_DESCRIPTION OF THE TASK:_ Work out the number of lines with "бывшим" in them. Reply with that number and no other words.

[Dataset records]

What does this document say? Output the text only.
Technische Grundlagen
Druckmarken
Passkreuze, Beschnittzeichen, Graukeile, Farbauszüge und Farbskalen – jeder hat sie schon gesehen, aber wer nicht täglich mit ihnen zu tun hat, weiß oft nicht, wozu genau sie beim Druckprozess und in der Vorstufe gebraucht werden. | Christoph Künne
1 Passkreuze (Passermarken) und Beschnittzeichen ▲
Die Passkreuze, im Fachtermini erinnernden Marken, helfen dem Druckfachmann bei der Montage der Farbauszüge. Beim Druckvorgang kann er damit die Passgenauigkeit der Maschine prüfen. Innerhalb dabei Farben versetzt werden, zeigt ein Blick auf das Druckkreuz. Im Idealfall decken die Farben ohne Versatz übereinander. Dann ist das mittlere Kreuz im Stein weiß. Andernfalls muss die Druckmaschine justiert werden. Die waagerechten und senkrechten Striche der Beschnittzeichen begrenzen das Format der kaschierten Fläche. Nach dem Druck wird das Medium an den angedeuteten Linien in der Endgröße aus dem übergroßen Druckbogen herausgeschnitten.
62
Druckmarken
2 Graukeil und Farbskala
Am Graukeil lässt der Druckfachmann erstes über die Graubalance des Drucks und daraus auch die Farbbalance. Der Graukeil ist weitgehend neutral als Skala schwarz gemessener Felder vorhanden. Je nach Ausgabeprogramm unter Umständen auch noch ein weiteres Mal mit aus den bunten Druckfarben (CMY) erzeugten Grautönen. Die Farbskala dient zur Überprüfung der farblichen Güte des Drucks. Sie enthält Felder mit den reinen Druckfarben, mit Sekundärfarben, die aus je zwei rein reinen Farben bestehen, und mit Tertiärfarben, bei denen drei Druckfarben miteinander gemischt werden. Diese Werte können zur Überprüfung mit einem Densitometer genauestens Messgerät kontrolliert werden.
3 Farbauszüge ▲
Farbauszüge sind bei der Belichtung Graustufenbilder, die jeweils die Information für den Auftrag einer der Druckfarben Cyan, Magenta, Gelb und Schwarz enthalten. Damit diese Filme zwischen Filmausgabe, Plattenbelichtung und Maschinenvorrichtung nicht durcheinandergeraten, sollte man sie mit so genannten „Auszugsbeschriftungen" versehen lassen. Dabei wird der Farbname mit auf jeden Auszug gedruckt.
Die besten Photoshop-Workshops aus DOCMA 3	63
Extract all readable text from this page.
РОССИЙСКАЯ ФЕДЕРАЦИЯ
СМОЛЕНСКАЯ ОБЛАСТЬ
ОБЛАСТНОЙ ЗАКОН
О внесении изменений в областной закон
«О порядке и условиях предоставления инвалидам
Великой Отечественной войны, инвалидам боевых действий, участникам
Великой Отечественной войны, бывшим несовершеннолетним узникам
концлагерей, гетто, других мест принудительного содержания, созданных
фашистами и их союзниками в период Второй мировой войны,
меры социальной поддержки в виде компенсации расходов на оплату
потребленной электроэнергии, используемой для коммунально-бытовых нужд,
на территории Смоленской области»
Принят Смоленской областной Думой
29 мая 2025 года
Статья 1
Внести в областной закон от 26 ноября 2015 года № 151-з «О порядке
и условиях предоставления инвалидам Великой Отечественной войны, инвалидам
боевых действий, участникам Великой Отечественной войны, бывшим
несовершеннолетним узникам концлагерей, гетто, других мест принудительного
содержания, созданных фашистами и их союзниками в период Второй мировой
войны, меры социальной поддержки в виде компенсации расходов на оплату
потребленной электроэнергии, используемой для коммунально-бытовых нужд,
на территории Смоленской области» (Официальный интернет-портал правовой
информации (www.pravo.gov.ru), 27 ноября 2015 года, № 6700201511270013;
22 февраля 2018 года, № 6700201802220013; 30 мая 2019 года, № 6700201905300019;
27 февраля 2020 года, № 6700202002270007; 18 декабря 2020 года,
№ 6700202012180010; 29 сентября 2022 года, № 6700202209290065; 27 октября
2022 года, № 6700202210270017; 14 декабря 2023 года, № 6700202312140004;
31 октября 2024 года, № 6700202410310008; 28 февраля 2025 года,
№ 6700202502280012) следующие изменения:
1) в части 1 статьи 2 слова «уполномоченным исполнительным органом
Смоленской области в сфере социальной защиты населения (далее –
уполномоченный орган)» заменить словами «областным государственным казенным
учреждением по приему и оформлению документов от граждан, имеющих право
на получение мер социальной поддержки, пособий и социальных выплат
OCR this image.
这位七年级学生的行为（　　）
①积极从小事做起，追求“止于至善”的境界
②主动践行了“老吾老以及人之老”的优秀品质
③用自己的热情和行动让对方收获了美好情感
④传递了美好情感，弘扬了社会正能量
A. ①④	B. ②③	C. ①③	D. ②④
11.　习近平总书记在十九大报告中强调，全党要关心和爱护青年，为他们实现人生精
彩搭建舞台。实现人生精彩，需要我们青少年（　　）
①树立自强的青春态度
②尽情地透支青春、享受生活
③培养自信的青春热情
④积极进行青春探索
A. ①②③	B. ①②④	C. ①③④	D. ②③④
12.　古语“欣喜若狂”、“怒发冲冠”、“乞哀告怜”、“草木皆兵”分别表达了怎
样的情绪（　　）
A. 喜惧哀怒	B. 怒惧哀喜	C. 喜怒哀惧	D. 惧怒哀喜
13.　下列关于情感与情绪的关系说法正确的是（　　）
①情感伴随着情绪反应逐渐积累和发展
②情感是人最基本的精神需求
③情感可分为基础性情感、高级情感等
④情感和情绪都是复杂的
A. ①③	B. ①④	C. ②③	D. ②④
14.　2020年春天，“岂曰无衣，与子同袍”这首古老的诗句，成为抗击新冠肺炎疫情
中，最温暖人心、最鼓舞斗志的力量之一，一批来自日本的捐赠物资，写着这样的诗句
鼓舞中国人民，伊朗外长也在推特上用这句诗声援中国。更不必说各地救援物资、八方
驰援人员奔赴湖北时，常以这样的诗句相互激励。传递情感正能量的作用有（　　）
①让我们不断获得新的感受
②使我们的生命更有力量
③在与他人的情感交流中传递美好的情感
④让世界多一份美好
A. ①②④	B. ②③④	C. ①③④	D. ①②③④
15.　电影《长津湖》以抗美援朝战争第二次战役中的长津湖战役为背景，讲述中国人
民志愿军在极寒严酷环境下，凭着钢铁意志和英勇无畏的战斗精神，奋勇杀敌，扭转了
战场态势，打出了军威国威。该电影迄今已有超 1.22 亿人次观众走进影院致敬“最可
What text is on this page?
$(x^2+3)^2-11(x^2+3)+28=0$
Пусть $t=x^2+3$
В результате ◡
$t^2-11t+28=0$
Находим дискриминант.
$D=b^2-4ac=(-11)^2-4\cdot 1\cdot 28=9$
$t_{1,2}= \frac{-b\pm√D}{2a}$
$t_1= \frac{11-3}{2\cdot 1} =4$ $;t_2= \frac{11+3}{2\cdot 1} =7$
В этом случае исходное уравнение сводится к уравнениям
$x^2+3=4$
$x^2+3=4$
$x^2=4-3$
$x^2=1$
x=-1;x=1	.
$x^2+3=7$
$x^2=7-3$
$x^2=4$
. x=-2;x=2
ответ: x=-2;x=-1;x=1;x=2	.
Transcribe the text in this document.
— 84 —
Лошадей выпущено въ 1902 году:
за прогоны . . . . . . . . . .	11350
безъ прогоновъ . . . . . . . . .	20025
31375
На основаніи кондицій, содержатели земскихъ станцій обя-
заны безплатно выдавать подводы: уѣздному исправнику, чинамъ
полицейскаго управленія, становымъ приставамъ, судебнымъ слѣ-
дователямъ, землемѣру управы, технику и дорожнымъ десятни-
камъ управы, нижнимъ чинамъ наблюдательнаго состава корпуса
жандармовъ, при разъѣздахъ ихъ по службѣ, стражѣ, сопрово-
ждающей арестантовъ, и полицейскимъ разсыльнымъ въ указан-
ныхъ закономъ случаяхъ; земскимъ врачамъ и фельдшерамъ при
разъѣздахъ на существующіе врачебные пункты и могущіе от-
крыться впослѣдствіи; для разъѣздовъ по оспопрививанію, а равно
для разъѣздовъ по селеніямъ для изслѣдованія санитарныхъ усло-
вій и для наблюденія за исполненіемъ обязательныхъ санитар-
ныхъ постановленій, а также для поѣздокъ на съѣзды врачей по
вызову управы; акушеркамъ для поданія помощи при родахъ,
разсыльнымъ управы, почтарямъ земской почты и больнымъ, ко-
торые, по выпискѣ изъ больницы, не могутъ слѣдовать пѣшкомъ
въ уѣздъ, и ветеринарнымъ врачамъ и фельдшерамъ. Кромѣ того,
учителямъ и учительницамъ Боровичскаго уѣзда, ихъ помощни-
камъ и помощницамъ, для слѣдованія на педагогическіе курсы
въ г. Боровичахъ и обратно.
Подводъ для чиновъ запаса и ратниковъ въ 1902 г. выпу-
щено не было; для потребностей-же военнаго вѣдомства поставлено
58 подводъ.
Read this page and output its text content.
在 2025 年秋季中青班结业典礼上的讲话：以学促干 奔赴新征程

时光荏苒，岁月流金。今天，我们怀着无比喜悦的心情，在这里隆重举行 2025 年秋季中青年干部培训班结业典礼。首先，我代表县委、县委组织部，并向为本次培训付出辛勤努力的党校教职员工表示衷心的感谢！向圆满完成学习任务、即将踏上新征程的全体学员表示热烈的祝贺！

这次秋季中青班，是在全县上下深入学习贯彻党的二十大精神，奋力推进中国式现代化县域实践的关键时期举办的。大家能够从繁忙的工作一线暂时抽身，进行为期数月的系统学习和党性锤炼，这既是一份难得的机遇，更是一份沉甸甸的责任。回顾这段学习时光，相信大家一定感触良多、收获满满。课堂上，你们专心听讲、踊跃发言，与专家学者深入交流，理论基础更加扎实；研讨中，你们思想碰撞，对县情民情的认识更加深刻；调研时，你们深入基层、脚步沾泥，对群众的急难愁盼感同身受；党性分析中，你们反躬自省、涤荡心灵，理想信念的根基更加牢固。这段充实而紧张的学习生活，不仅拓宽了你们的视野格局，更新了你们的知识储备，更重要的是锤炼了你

_COMPLETED EXERCISE:_ 2